[Opening Information given section]

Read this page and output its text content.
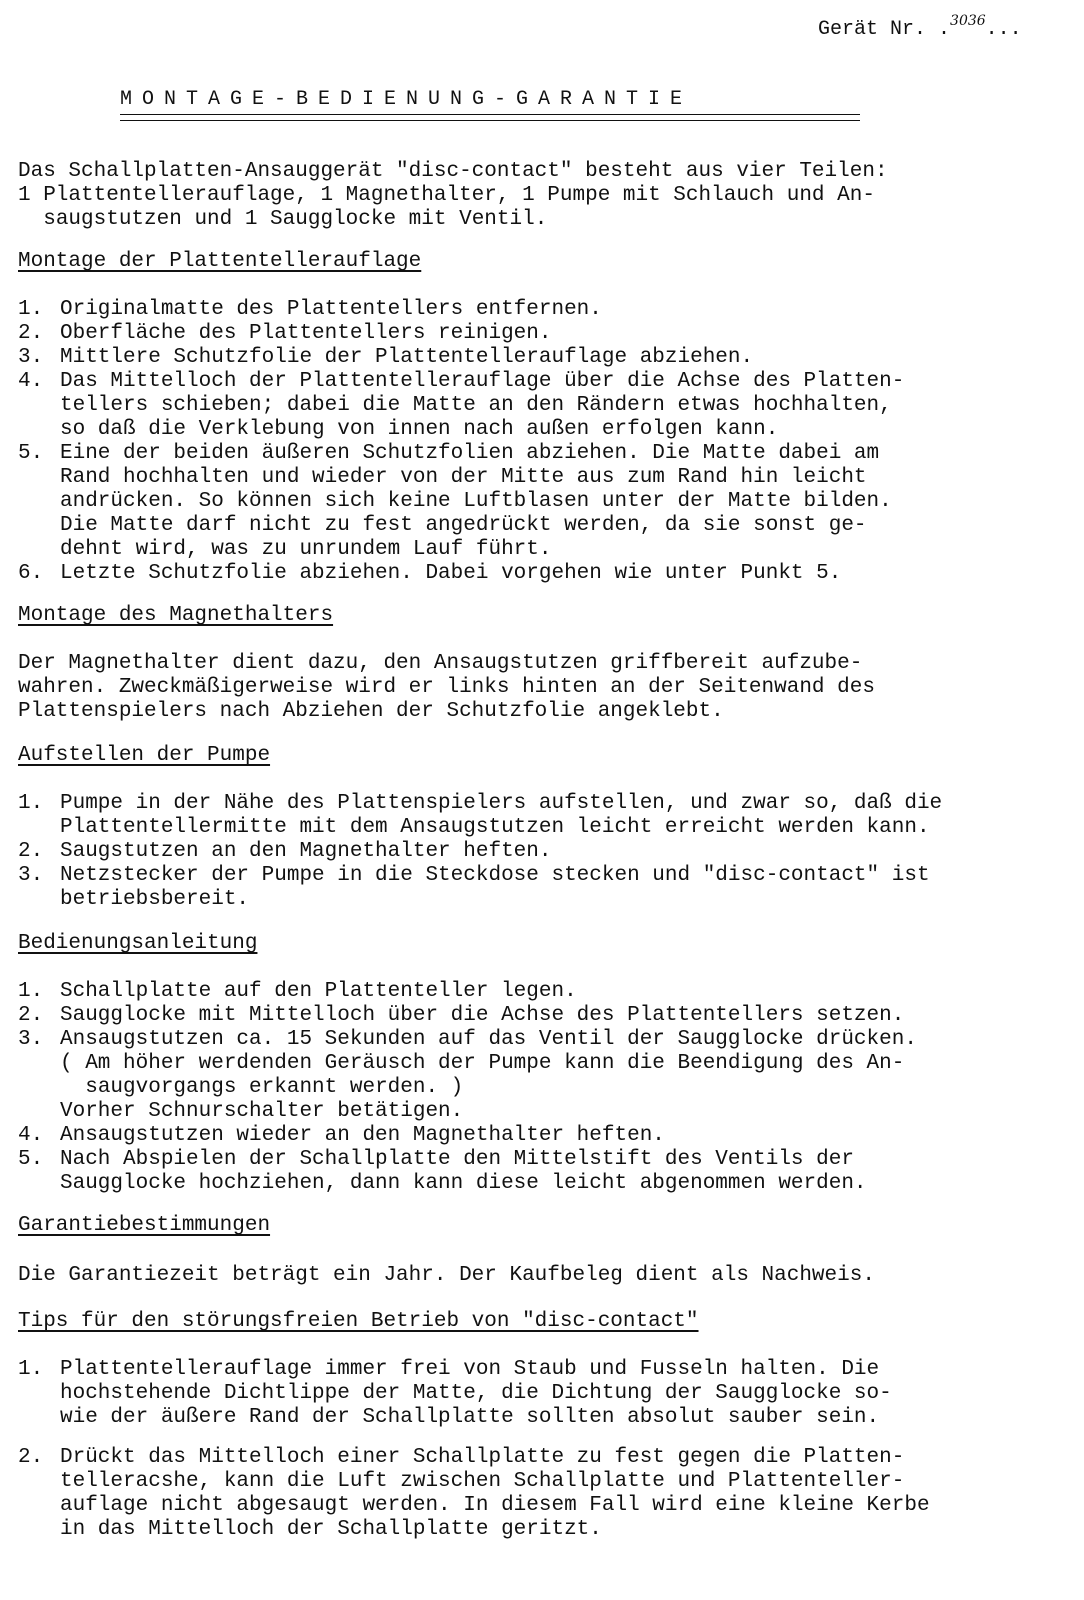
Gerät Nr. .$^{3036}$...
MONTAGE-BEDIENUNG-GARANTIE

Das Schallplatten-Ansauggerät "disc-contact" besteht aus vier Teilen:
1 Plattentellerauflage, 1 Magnethalter, 1 Pumpe mit Schlauch und An-
saugstutzen und 1 Saugglocke mit Ventil.

Montage der Plattentellerauflage
1. Originalmatte des Plattentellers entfernen.
2. Oberfläche des Plattentellers reinigen.
3. Mittlere Schutzfolie der Plattentellerauflage abziehen.
4. Das Mittelloch der Plattentellerauflage über die Achse des Platten-
tellers schieben; dabei die Matte an den Rändern etwas hochhalten,
so daß die Verklebung von innen nach außen erfolgen kann.
5. Eine der beiden äußeren Schutzfolien abziehen. Die Matte dabei am
Rand hochhalten und wieder von der Mitte aus zum Rand hin leicht
andrücken. So können sich keine Luftblasen unter der Matte bilden.
Die Matte darf nicht zu fest angedrückt werden, da sie sonst ge-
dehnt wird, was zu unrundem Lauf führt.
6. Letzte Schutzfolie abziehen. Dabei vorgehen wie unter Punkt 5.
Montage des Magnethalters

Der Magnethalter dient dazu, den Ansaugstutzen griffbereit aufzube-
wahren. Zweckmäßigerweise wird er links hinten an der Seitenwand des
Plattenspielers nach Abziehen der Schutzfolie angeklebt.

Aufstellen der Pumpe
1. Pumpe in der Nähe des Plattenspielers aufstellen, und zwar so, daß die
Plattentellermitte mit dem Ansaugstutzen leicht erreicht werden kann.
2. Saugstutzen an den Magnethalter heften.
3. Netzstecker der Pumpe in die Steckdose stecken und "disc-contact" ist
betriebsbereit.
Bedienungsanleitung
1. Schallplatte auf den Plattenteller legen.
2. Saugglocke mit Mittelloch über die Achse des Plattentellers setzen.
3. Ansaugstutzen ca. 15 Sekunden auf das Ventil der Saugglocke drücken.
( Am höher werdenden Geräusch der Pumpe kann die Beendigung des An-
saugvorgangs erkannt werden. )
Vorher Schnurschalter betätigen.
4. Ansaugstutzen wieder an den Magnethalter heften.
5. Nach Abspielen der Schallplatte den Mittelstift des Ventils der
Saugglocke hochziehen, dann kann diese leicht abgenommen werden.
Garantiebestimmungen

Die Garantiezeit beträgt ein Jahr. Der Kaufbeleg dient als Nachweis.

Tips für den störungsfreien Betrieb von "disc-contact"
1. Plattentellerauflage immer frei von Staub und Fusseln halten. Die
hochstehende Dichtlippe der Matte, die Dichtung der Saugglocke so-
wie der äußere Rand der Schallplatte sollten absolut sauber sein.
2. Drückt das Mittelloch einer Schallplatte zu fest gegen die Platten-
telleracshe, kann die Luft zwischen Schallplatte und Plattenteller-
auflage nicht abgesaugt werden. In diesem Fall wird eine kleine Kerbe
in das Mittelloch der Schallplatte geritzt.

[Closing Information given section]

- [What the task requires]:
Every line of the listing should be repeated exactly; no picture should appear.

- [Task response]:
Read this page and output its text content.
Gerät Nr. .$^{3036}$...
MONTAGE-BEDIENUNG-GARANTIE

Das Schallplatten-Ansauggerät "disc-contact" besteht aus vier Teilen:
1 Plattentellerauflage, 1 Magnethalter, 1 Pumpe mit Schlauch und An-
saugstutzen und 1 Saugglocke mit Ventil.

Montage der Plattentellerauflage
1. Originalmatte des Plattentellers entfernen.
2. Oberfläche des Plattentellers reinigen.
3. Mittlere Schutzfolie der Plattentellerauflage abziehen.
4. Das Mittelloch der Plattentellerauflage über die Achse des Platten-
tellers schieben; dabei die Matte an den Rändern etwas hochhalten,
so daß die Verklebung von innen nach außen erfolgen kann.
5. Eine der beiden äußeren Schutzfolien abziehen. Die Matte dabei am
Rand hochhalten und wieder von der Mitte aus zum Rand hin leicht
andrücken. So können sich keine Luftblasen unter der Matte bilden.
Die Matte darf nicht zu fest angedrückt werden, da sie sonst ge-
dehnt wird, was zu unrundem Lauf führt.
6. Letzte Schutzfolie abziehen. Dabei vorgehen wie unter Punkt 5.
Montage des Magnethalters

Der Magnethalter dient dazu, den Ansaugstutzen griffbereit aufzube-
wahren. Zweckmäßigerweise wird er links hinten an der Seitenwand des
Plattenspielers nach Abziehen der Schutzfolie angeklebt.

Aufstellen der Pumpe
1. Pumpe in der Nähe des Plattenspielers aufstellen, und zwar so, daß die
Plattentellermitte mit dem Ansaugstutzen leicht erreicht werden kann.
2. Saugstutzen an den Magnethalter heften.
3. Netzstecker der Pumpe in die Steckdose stecken und "disc-contact" ist
betriebsbereit.
Bedienungsanleitung
1. Schallplatte auf den Plattenteller legen.
2. Saugglocke mit Mittelloch über die Achse des Plattentellers setzen.
3. Ansaugstutzen ca. 15 Sekunden auf das Ventil der Saugglocke drücken.
( Am höher werdenden Geräusch der Pumpe kann die Beendigung des An-
saugvorgangs erkannt werden. )
Vorher Schnurschalter betätigen.
4. Ansaugstutzen wieder an den Magnethalter heften.
5. Nach Abspielen der Schallplatte den Mittelstift des Ventils der
Saugglocke hochziehen, dann kann diese leicht abgenommen werden.
Garantiebestimmungen

Die Garantiezeit beträgt ein Jahr. Der Kaufbeleg dient als Nachweis.

Tips für den störungsfreien Betrieb von "disc-contact"
1. Plattentellerauflage immer frei von Staub und Fusseln halten. Die
hochstehende Dichtlippe der Matte, die Dichtung der Saugglocke so-
wie der äußere Rand der Schallplatte sollten absolut sauber sein.
2. Drückt das Mittelloch einer Schallplatte zu fest gegen die Platten-
telleracshe, kann die Luft zwischen Schallplatte und Plattenteller-
auflage nicht abgesaugt werden. In diesem Fall wird eine kleine Kerbe
in das Mittelloch der Schallplatte geritzt.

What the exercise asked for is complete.